Short problem | Locate the word "name" in the entries below, then gather every line that holds it.

• • • •

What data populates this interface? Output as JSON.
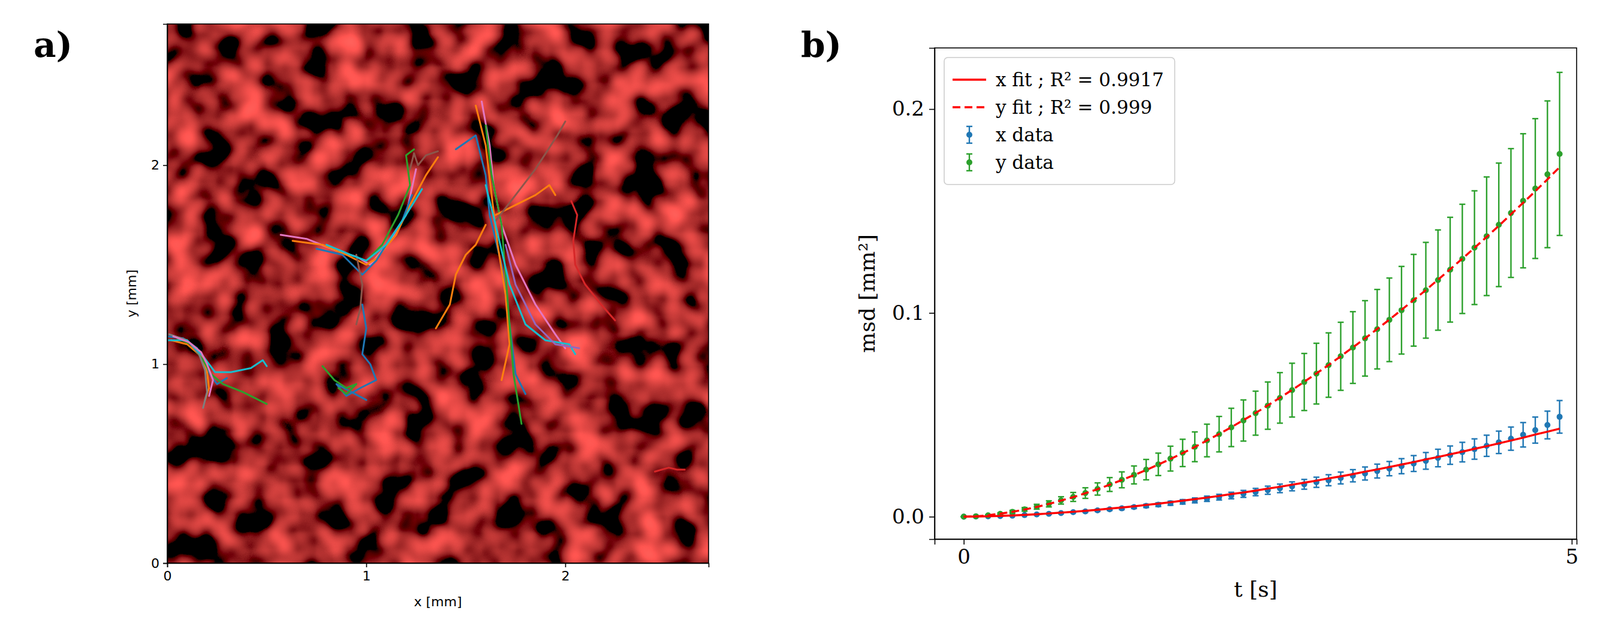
{
  "chart_data": [
    {
      "type": "line",
      "panel_label": "a)",
      "x_label": "x [mm]",
      "y_label": "y [mm]",
      "xlim": [
        0,
        2.72
      ],
      "ylim": [
        0,
        2.71
      ],
      "xticks": [
        0,
        1,
        2
      ],
      "yticks": [
        0,
        1,
        2
      ],
      "series": [
        {
          "color": "#1f77b4",
          "x": [
            0,
            0.08,
            0.15,
            0.19,
            0.22,
            0.25,
            0.3
          ],
          "y": [
            1.14,
            1.13,
            1.08,
            1.0,
            0.94,
            0.9,
            0.93
          ]
        },
        {
          "color": "#ff7f0e",
          "x": [
            0.02,
            0.1,
            0.17,
            0.2,
            0.21,
            0.19
          ],
          "y": [
            1.12,
            1.1,
            1.04,
            0.96,
            0.88,
            0.82
          ]
        },
        {
          "color": "#2ca02c",
          "x": [
            0.05,
            0.12,
            0.18,
            0.22,
            0.28,
            0.38,
            0.5
          ],
          "y": [
            1.13,
            1.1,
            1.02,
            0.95,
            0.9,
            0.86,
            0.8
          ]
        },
        {
          "color": "#7f7f7f",
          "x": [
            0.01,
            0.1,
            0.16,
            0.19,
            0.2,
            0.18
          ],
          "y": [
            1.15,
            1.12,
            1.05,
            0.97,
            0.86,
            0.78
          ]
        },
        {
          "color": "#17becf",
          "x": [
            0.0,
            0.1,
            0.18,
            0.24,
            0.32,
            0.42,
            0.48,
            0.5
          ],
          "y": [
            1.12,
            1.12,
            1.04,
            0.96,
            0.96,
            0.98,
            1.02,
            0.99
          ]
        },
        {
          "color": "#e377c2",
          "x": [
            0.03,
            0.11,
            0.17,
            0.2,
            0.23,
            0.21
          ],
          "y": [
            1.14,
            1.11,
            1.06,
            1.0,
            0.92,
            0.84
          ]
        },
        {
          "color": "#e377c2",
          "x": [
            0.57,
            0.7,
            0.85,
            0.95,
            1.02,
            1.12,
            1.2,
            1.25
          ],
          "y": [
            1.65,
            1.63,
            1.57,
            1.54,
            1.5,
            1.62,
            1.75,
            1.98
          ]
        },
        {
          "color": "#ff7f0e",
          "x": [
            0.63,
            0.78,
            0.9,
            1.0,
            1.05,
            1.15,
            1.22,
            1.3,
            1.36
          ],
          "y": [
            1.62,
            1.6,
            1.55,
            1.5,
            1.53,
            1.65,
            1.8,
            1.95,
            2.04
          ]
        },
        {
          "color": "#1f77b4",
          "x": [
            0.75,
            0.88,
            0.98,
            1.05,
            1.1,
            1.18,
            1.23
          ],
          "y": [
            1.58,
            1.55,
            1.45,
            1.52,
            1.6,
            1.72,
            1.85
          ]
        },
        {
          "color": "#2ca02c",
          "x": [
            1.0,
            1.08,
            1.16,
            1.22,
            1.2,
            1.24
          ],
          "y": [
            1.52,
            1.6,
            1.75,
            1.9,
            2.05,
            2.08
          ]
        },
        {
          "color": "#8c564b",
          "x": [
            0.95,
            0.98,
            0.97,
            0.95
          ],
          "y": [
            1.55,
            1.4,
            1.28,
            1.2
          ]
        },
        {
          "color": "#17becf",
          "x": [
            0.8,
            0.92,
            1.0,
            1.1,
            1.2,
            1.28
          ],
          "y": [
            1.6,
            1.55,
            1.52,
            1.6,
            1.75,
            1.88
          ]
        },
        {
          "color": "#1f77b4",
          "x": [
            0.98,
            1.0,
            0.98,
            1.02,
            1.05,
            0.97,
            0.9,
            0.85,
            1.0
          ],
          "y": [
            1.3,
            1.18,
            1.05,
            1.0,
            0.92,
            0.88,
            0.84,
            0.9,
            0.82
          ]
        },
        {
          "color": "#2ca02c",
          "x": [
            0.78,
            0.84,
            0.9,
            0.95,
            0.9,
            0.86
          ],
          "y": [
            0.99,
            0.92,
            0.88,
            0.9,
            0.85,
            0.88
          ]
        },
        {
          "color": "#1f77b4",
          "x": [
            1.45,
            1.55,
            1.6,
            1.62,
            1.68,
            1.72,
            1.75,
            1.8
          ],
          "y": [
            2.08,
            2.15,
            1.95,
            1.75,
            1.5,
            1.2,
            0.95,
            0.85
          ]
        },
        {
          "color": "#ff7f0e",
          "x": [
            1.55,
            1.6,
            1.63,
            1.66,
            1.7,
            1.72,
            1.68
          ],
          "y": [
            2.3,
            2.1,
            1.85,
            1.6,
            1.35,
            1.1,
            0.92
          ]
        },
        {
          "color": "#e377c2",
          "x": [
            1.58,
            1.62,
            1.64,
            1.68,
            1.75,
            1.85,
            1.95,
            2.0
          ],
          "y": [
            2.32,
            2.1,
            1.9,
            1.7,
            1.5,
            1.3,
            1.15,
            1.08
          ]
        },
        {
          "color": "#2ca02c",
          "x": [
            1.6,
            1.63,
            1.68,
            1.7,
            1.72,
            1.74,
            1.78
          ],
          "y": [
            2.2,
            1.95,
            1.7,
            1.45,
            1.2,
            0.95,
            0.7
          ]
        },
        {
          "color": "#ff7f0e",
          "x": [
            1.65,
            1.75,
            1.85,
            1.92,
            1.95
          ],
          "y": [
            1.75,
            1.8,
            1.85,
            1.9,
            1.85
          ]
        },
        {
          "color": "#8c564b",
          "x": [
            1.65,
            1.75,
            1.85,
            1.96,
            2.0
          ],
          "y": [
            1.72,
            1.85,
            1.98,
            2.15,
            2.22
          ]
        },
        {
          "color": "#17becf",
          "x": [
            1.6,
            1.65,
            1.72,
            1.8,
            1.9,
            2.02,
            2.05
          ],
          "y": [
            1.9,
            1.7,
            1.4,
            1.2,
            1.12,
            1.1,
            1.05
          ]
        },
        {
          "color": "#9467bd",
          "x": [
            1.7,
            1.75,
            1.85,
            1.95,
            2.07
          ],
          "y": [
            1.6,
            1.4,
            1.2,
            1.1,
            1.08
          ]
        },
        {
          "color": "#ff7f0e",
          "x": [
            1.35,
            1.42,
            1.45,
            1.5,
            1.55,
            1.6
          ],
          "y": [
            1.18,
            1.3,
            1.45,
            1.55,
            1.6,
            1.7
          ]
        },
        {
          "color": "#d62728",
          "x": [
            2.03,
            2.06,
            2.04,
            2.05,
            2.1,
            2.18,
            2.25
          ],
          "y": [
            1.82,
            1.75,
            1.62,
            1.5,
            1.4,
            1.3,
            1.22
          ]
        },
        {
          "color": "#d62728",
          "x": [
            2.45,
            2.52,
            2.56,
            2.6
          ],
          "y": [
            0.46,
            0.48,
            0.47,
            0.47
          ]
        },
        {
          "color": "#8c564b",
          "x": [
            1.22,
            1.24,
            1.26,
            1.3,
            1.36
          ],
          "y": [
            1.98,
            2.06,
            2.0,
            2.05,
            2.07
          ]
        }
      ]
    },
    {
      "type": "scatter",
      "panel_label": "b)",
      "x_label": "t [s]",
      "y_label": "msd [mm²]",
      "xlim": [
        -0.24,
        5.04
      ],
      "ylim": [
        -0.011,
        0.23
      ],
      "xticks": [
        0,
        5
      ],
      "yticks": [
        {
          "value": 0,
          "label": "0.0"
        },
        {
          "value": 0.1,
          "label": "0.1"
        },
        {
          "value": 0.2,
          "label": "0.2"
        }
      ],
      "legend": "upper left",
      "x": [
        0,
        0.1,
        0.2,
        0.3,
        0.4,
        0.5,
        0.6,
        0.7,
        0.8,
        0.9,
        1.0,
        1.1,
        1.2,
        1.3,
        1.4,
        1.5,
        1.6,
        1.7,
        1.8,
        1.9,
        2.0,
        2.1,
        2.2,
        2.3,
        2.4,
        2.5,
        2.6,
        2.7,
        2.8,
        2.9,
        3.0,
        3.1,
        3.2,
        3.3,
        3.4,
        3.5,
        3.6,
        3.7,
        3.8,
        3.9,
        4.0,
        4.1,
        4.2,
        4.3,
        4.4,
        4.5,
        4.6,
        4.7,
        4.8,
        4.9
      ],
      "series": [
        {
          "name": "x fit ; R² = 0.9917",
          "type": "line",
          "line_style": "solid",
          "color": "#ff0000",
          "values": [
            0,
            0.0001,
            0.0002,
            0.0004,
            0.0006,
            0.0009,
            0.0012,
            0.0016,
            0.002,
            0.0024,
            0.0029,
            0.0034,
            0.004,
            0.0045,
            0.0051,
            0.0058,
            0.0064,
            0.0071,
            0.0079,
            0.0086,
            0.0094,
            0.0102,
            0.0111,
            0.0119,
            0.0128,
            0.0138,
            0.0147,
            0.0157,
            0.0167,
            0.0177,
            0.0188,
            0.0198,
            0.0209,
            0.0221,
            0.0232,
            0.0244,
            0.0256,
            0.0268,
            0.0281,
            0.0293,
            0.0306,
            0.0319,
            0.0333,
            0.0346,
            0.036,
            0.0374,
            0.0388,
            0.0403,
            0.0417,
            0.0432
          ]
        },
        {
          "name": "y fit ; R² = 0.999",
          "type": "line",
          "line_style": "dashed",
          "color": "#ff0000",
          "values": [
            0,
            0.0002,
            0.0007,
            0.0015,
            0.0024,
            0.0035,
            0.0048,
            0.0063,
            0.0079,
            0.0096,
            0.0115,
            0.0135,
            0.0157,
            0.018,
            0.0204,
            0.0229,
            0.0256,
            0.0283,
            0.0312,
            0.0342,
            0.0374,
            0.0406,
            0.0439,
            0.0474,
            0.0509,
            0.0546,
            0.0584,
            0.0622,
            0.0662,
            0.0703,
            0.0744,
            0.0787,
            0.0831,
            0.0875,
            0.0921,
            0.0967,
            0.1015,
            0.1063,
            0.1112,
            0.1163,
            0.1214,
            0.1266,
            0.1319,
            0.1373,
            0.1427,
            0.1484,
            0.154,
            0.1597,
            0.1655,
            0.1715
          ]
        },
        {
          "name": "x data",
          "type": "scatter",
          "marker": "circle",
          "color": "#1f77b4",
          "values": [
            0,
            0.0001,
            0.0002,
            0.0003,
            0.0005,
            0.0008,
            0.0011,
            0.0014,
            0.0018,
            0.0022,
            0.0026,
            0.0031,
            0.0036,
            0.0041,
            0.0047,
            0.0053,
            0.0059,
            0.0066,
            0.0073,
            0.008,
            0.0088,
            0.0096,
            0.0104,
            0.0112,
            0.0121,
            0.013,
            0.0139,
            0.0149,
            0.0159,
            0.0169,
            0.0179,
            0.019,
            0.0201,
            0.0212,
            0.0224,
            0.0236,
            0.0248,
            0.0261,
            0.0274,
            0.0288,
            0.0302,
            0.0317,
            0.0332,
            0.0348,
            0.0365,
            0.0383,
            0.0402,
            0.0425,
            0.045,
            0.049
          ],
          "errors": [
            0,
            0,
            0,
            0.0001,
            0.0001,
            0.0001,
            0.0002,
            0.0002,
            0.0003,
            0.0003,
            0.0004,
            0.0005,
            0.0005,
            0.0006,
            0.0007,
            0.0008,
            0.0009,
            0.001,
            0.0011,
            0.0012,
            0.0013,
            0.0014,
            0.0016,
            0.0017,
            0.0018,
            0.002,
            0.0021,
            0.0022,
            0.0024,
            0.0025,
            0.0027,
            0.0029,
            0.003,
            0.0032,
            0.0034,
            0.0035,
            0.0037,
            0.0039,
            0.0041,
            0.0043,
            0.0045,
            0.0048,
            0.005,
            0.0052,
            0.0055,
            0.0057,
            0.006,
            0.0064,
            0.0068,
            0.008
          ]
        },
        {
          "name": "y data",
          "type": "scatter",
          "marker": "circle",
          "color": "#2ca02c",
          "values": [
            0,
            0.0002,
            0.0007,
            0.0014,
            0.0024,
            0.0036,
            0.0049,
            0.0063,
            0.008,
            0.0097,
            0.0116,
            0.0136,
            0.0158,
            0.0181,
            0.0205,
            0.0231,
            0.0257,
            0.0285,
            0.0313,
            0.0343,
            0.0374,
            0.0405,
            0.0438,
            0.0472,
            0.0508,
            0.0545,
            0.0583,
            0.0621,
            0.0661,
            0.0702,
            0.0744,
            0.0787,
            0.083,
            0.0875,
            0.092,
            0.0966,
            0.1013,
            0.1062,
            0.1111,
            0.1161,
            0.1212,
            0.1265,
            0.132,
            0.1376,
            0.1432,
            0.149,
            0.155,
            0.161,
            0.168,
            0.178
          ],
          "errors": [
            0,
            0.0001,
            0.0003,
            0.0005,
            0.0007,
            0.0009,
            0.0012,
            0.0015,
            0.0018,
            0.0022,
            0.0026,
            0.003,
            0.0034,
            0.0039,
            0.0044,
            0.005,
            0.0055,
            0.0061,
            0.0067,
            0.0073,
            0.008,
            0.0087,
            0.0094,
            0.0101,
            0.0108,
            0.0116,
            0.0124,
            0.0132,
            0.014,
            0.0149,
            0.0158,
            0.0167,
            0.0176,
            0.0185,
            0.0195,
            0.0205,
            0.0215,
            0.0225,
            0.0235,
            0.0246,
            0.0257,
            0.0268,
            0.0279,
            0.0291,
            0.0303,
            0.0316,
            0.0329,
            0.0343,
            0.036,
            0.04
          ]
        }
      ]
    }
  ]
}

• • • •

Full answer |
          "name": "x fit ; R² = 0.9917",
          "name": "y fit ; R² = 0.999",
          "name": "x data",
          "name": "y data",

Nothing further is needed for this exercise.